> **Records contained in a dataset**:
★ ★ ★ ★ ★ ★ ★

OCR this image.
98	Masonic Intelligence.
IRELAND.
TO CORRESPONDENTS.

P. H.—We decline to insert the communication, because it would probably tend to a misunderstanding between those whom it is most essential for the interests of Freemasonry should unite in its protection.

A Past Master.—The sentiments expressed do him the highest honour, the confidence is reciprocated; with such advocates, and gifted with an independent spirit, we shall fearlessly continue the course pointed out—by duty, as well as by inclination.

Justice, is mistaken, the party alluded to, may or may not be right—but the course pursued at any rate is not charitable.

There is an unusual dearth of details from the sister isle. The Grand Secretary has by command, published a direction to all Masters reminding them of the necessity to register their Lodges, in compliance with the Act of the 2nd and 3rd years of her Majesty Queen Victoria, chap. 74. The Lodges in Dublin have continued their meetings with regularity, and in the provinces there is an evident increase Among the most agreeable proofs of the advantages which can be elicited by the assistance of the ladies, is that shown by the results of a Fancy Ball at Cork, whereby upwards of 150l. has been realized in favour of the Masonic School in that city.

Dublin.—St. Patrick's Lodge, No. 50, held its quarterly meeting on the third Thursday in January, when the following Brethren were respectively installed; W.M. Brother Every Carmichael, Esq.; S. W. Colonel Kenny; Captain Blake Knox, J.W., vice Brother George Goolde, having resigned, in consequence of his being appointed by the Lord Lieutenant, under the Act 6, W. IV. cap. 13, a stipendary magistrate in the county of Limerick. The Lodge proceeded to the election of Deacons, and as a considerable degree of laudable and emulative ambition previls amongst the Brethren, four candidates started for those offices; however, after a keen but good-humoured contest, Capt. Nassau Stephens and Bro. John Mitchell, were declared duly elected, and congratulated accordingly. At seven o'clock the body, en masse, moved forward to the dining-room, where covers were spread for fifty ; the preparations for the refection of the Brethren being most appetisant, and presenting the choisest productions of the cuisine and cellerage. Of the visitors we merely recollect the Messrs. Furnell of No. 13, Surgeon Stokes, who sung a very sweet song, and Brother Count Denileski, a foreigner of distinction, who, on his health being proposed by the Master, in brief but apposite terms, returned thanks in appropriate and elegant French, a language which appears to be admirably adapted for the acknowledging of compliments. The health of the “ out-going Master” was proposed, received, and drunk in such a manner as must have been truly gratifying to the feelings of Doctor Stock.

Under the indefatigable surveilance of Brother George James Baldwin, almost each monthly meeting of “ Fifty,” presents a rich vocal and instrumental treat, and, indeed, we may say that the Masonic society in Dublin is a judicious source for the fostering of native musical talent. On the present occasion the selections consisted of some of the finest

★ ★ ★ ★ ★ ★ ★

> **WHAT THE TASK REQUIRES**: Tally the lines of the listing in which the word "with" occurs, and state the total alone.

> **TASK OUTPUT**: 2